_Work instructions_. Report how many lines contain "wechat". The answer is a single number.

_Dataset excerpts_.

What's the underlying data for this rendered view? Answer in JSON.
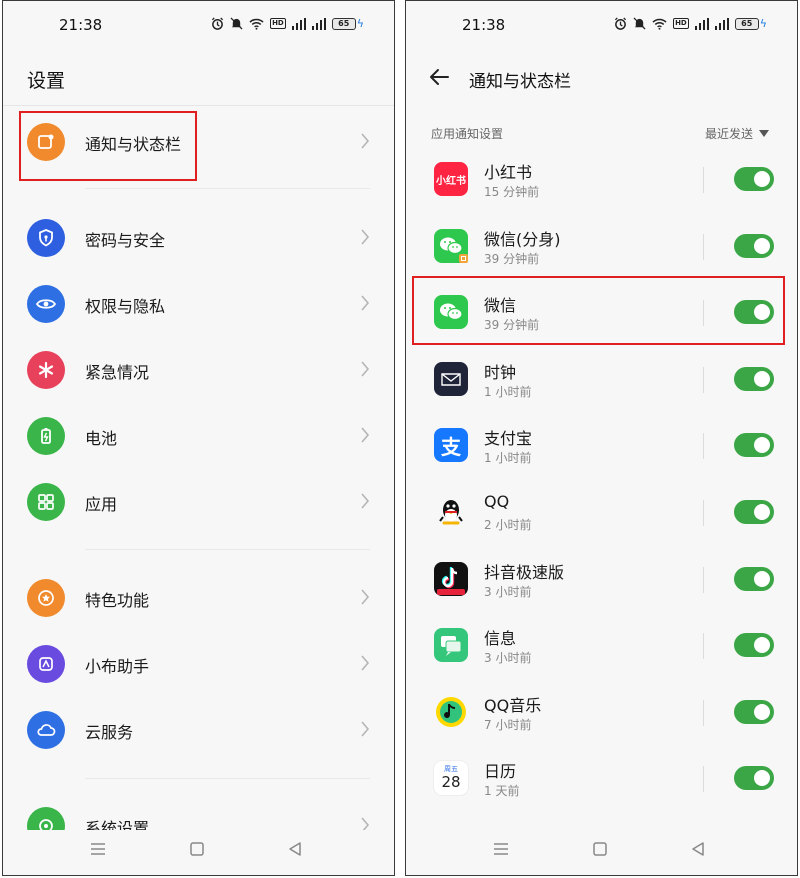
{
  "status": {
    "time": "21:38",
    "battery": "65"
  },
  "left": {
    "title": "设置",
    "items": [
      {
        "label": "通知与状态栏",
        "color": "#f08a2c",
        "icon": "notification-icon"
      },
      {
        "label": "密码与安全",
        "color": "#2e5fe0",
        "icon": "shield-icon"
      },
      {
        "label": "权限与隐私",
        "color": "#2f6fe4",
        "icon": "eye-icon"
      },
      {
        "label": "紧急情况",
        "color": "#e8415b",
        "icon": "asterisk-icon"
      },
      {
        "label": "电池",
        "color": "#3ab54a",
        "icon": "battery-icon"
      },
      {
        "label": "应用",
        "color": "#3ab54a",
        "icon": "grid-icon"
      },
      {
        "label": "特色功能",
        "color": "#f08a2c",
        "icon": "star-icon"
      },
      {
        "label": "小布助手",
        "color": "#6a4be0",
        "icon": "assistant-icon"
      },
      {
        "label": "云服务",
        "color": "#2f6fe4",
        "icon": "cloud-icon"
      },
      {
        "label": "系统设置",
        "color": "#3ab54a",
        "icon": "settings-icon"
      }
    ]
  },
  "right": {
    "title": "通知与状态栏",
    "section": "应用通知设置",
    "sort_label": "最近发送",
    "apps": [
      {
        "name": "小红书",
        "time": "15 分钟前",
        "icon": "xiaohongshu-icon",
        "on": true,
        "icon_text": "小红书"
      },
      {
        "name": "微信(分身)",
        "time": "39 分钟前",
        "icon": "wechat-clone-icon",
        "on": true
      },
      {
        "name": "微信",
        "time": "39 分钟前",
        "icon": "wechat-icon",
        "on": true
      },
      {
        "name": "时钟",
        "time": "1 小时前",
        "icon": "clock-icon",
        "on": true
      },
      {
        "name": "支付宝",
        "time": "1 小时前",
        "icon": "alipay-icon",
        "on": true,
        "icon_text": "支"
      },
      {
        "name": "QQ",
        "time": "2 小时前",
        "icon": "qq-icon",
        "on": true
      },
      {
        "name": "抖音极速版",
        "time": "3 小时前",
        "icon": "douyin-lite-icon",
        "on": true
      },
      {
        "name": "信息",
        "time": "3 小时前",
        "icon": "messages-icon",
        "on": true
      },
      {
        "name": "QQ音乐",
        "time": "7 小时前",
        "icon": "qq-music-icon",
        "on": true
      },
      {
        "name": "日历",
        "time": "1 天前",
        "icon": "calendar-icon",
        "on": true,
        "icon_day": "周五",
        "icon_date": "28"
      }
    ]
  },
  "colors": {
    "accent_green": "#3aa645",
    "highlight_red": "#e02020"
  }
}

_Result for this exercise_. 2